**Problem to work on**
Write out each line from the data below that includes the word "dimiliki".
___ Task inputs
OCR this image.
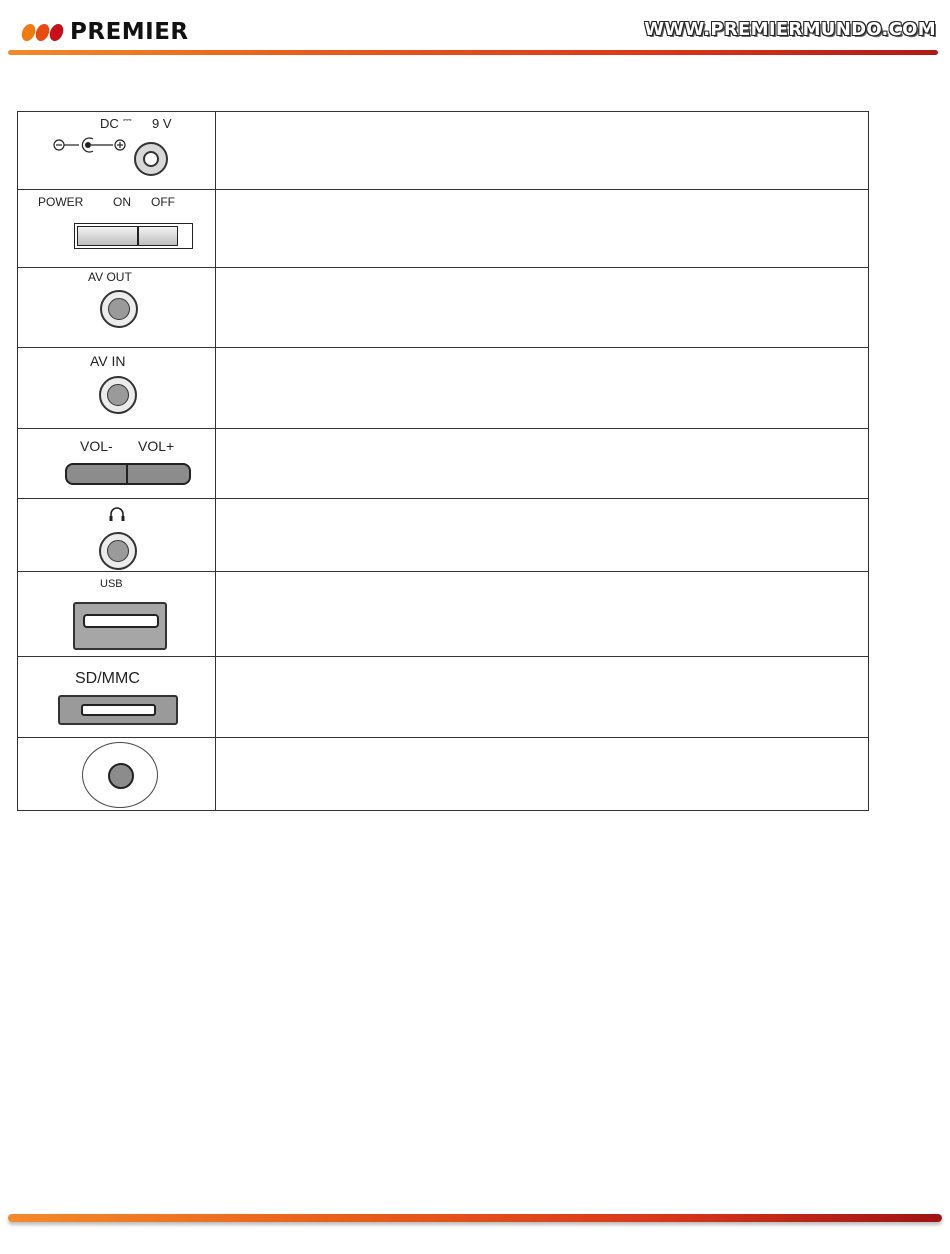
PREMIER	WWW.PREMIERMUNDO.COM
DC ⎓ 9 V	

POWER ON OFF	

AV OUT	

AV IN	

VOL- VOL+	

USB	

SD/MMC	
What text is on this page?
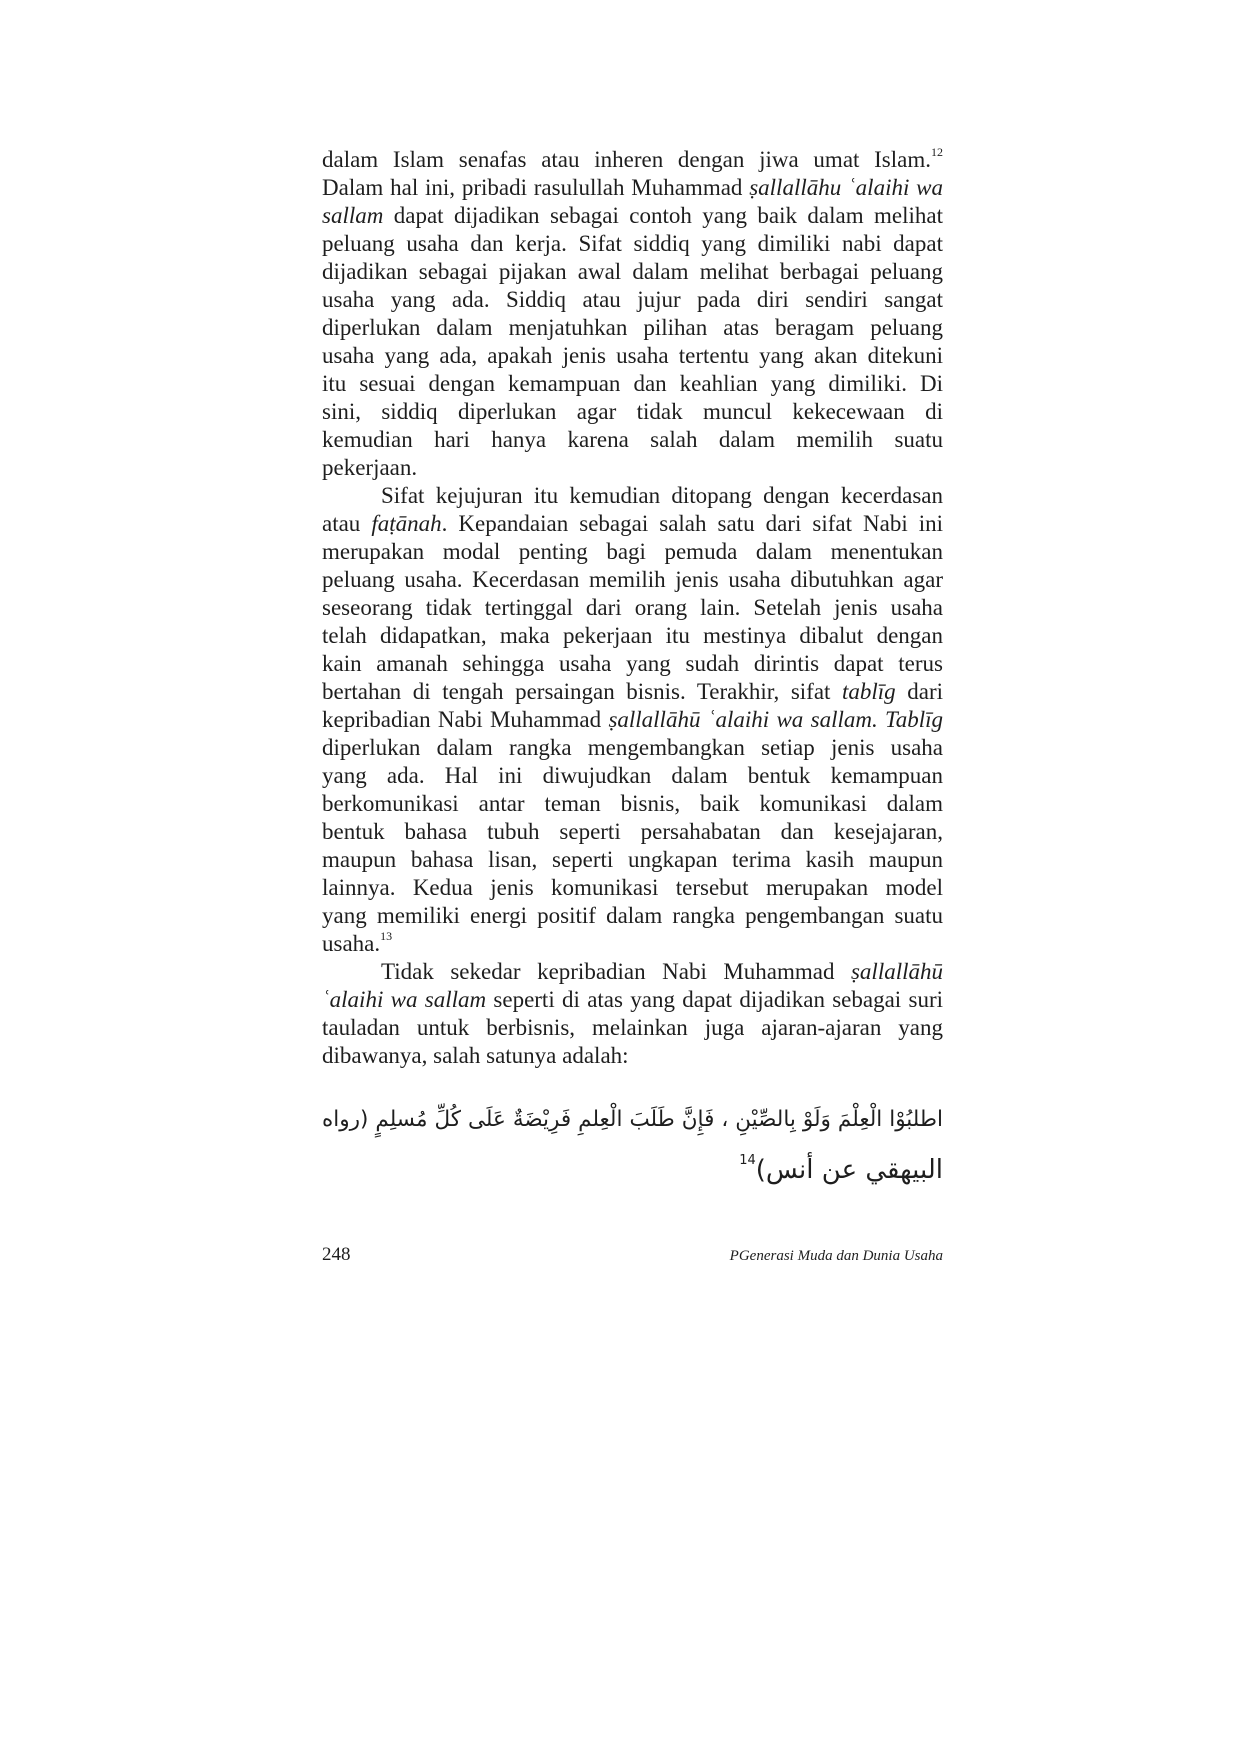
dalam Islam senafas atau inheren dengan jiwa umat Islam.$^{12}$
Dalam hal ini, pribadi rasulullah Muhammad ṣallallāhu ʿalaihi wa
sallam dapat dijadikan sebagai contoh yang baik dalam melihat
peluang usaha dan kerja. Sifat siddiq yang dimiliki nabi dapat
dijadikan sebagai pijakan awal dalam melihat berbagai peluang
usaha yang ada. Siddiq atau jujur pada diri sendiri sangat
diperlukan dalam menjatuhkan pilihan atas beragam peluang
usaha yang ada, apakah jenis usaha tertentu yang akan ditekuni
itu sesuai dengan kemampuan dan keahlian yang dimiliki. Di
sini, siddiq diperlukan agar tidak muncul kekecewaan di
kemudian hari hanya karena salah dalam memilih suatu
pekerjaan.
Sifat kejujuran itu kemudian ditopang dengan kecerdasan
atau faṭānah. Kepandaian sebagai salah satu dari sifat Nabi ini
merupakan modal penting bagi pemuda dalam menentukan
peluang usaha. Kecerdasan memilih jenis usaha dibutuhkan agar
seseorang tidak tertinggal dari orang lain. Setelah jenis usaha
telah didapatkan, maka pekerjaan itu mestinya dibalut dengan
kain amanah sehingga usaha yang sudah dirintis dapat terus
bertahan di tengah persaingan bisnis. Terakhir, sifat tablīg dari
kepribadian Nabi Muhammad ṣallallāhū ʿalaihi wa sallam. Tablīg
diperlukan dalam rangka mengembangkan setiap jenis usaha
yang ada. Hal ini diwujudkan dalam bentuk kemampuan
berkomunikasi antar teman bisnis, baik komunikasi dalam
bentuk bahasa tubuh seperti persahabatan dan kesejajaran,
maupun bahasa lisan, seperti ungkapan terima kasih maupun
lainnya. Kedua jenis komunikasi tersebut merupakan model
yang memiliki energi positif dalam rangka pengembangan suatu
usaha.$^{13}$
Tidak sekedar kepribadian Nabi Muhammad ṣallallāhū
ʿalaihi wa sallam seperti di atas yang dapat dijadikan sebagai suri
tauladan untuk berbisnis, melainkan juga ajaran-ajaran yang
dibawanya, salah satunya adalah:
اطلبُوْا الْعِلْمَ وَلَوْ بِالصِّيْنِ ، فَإِنَّ طَلَبَ الْعِلمِ فَرِيْضَةٌ عَلَى كُلِّ مُسلِمٍ (رواه
البيهقي عن أنس)$^{14}$
248	PGenerasi Muda dan Dunia Usaha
______
**Output for this task**
peluang usaha dan kerja. Sifat siddiq yang dimiliki nabi dapat
itu sesuai dengan kemampuan dan keahlian yang dimiliki. Di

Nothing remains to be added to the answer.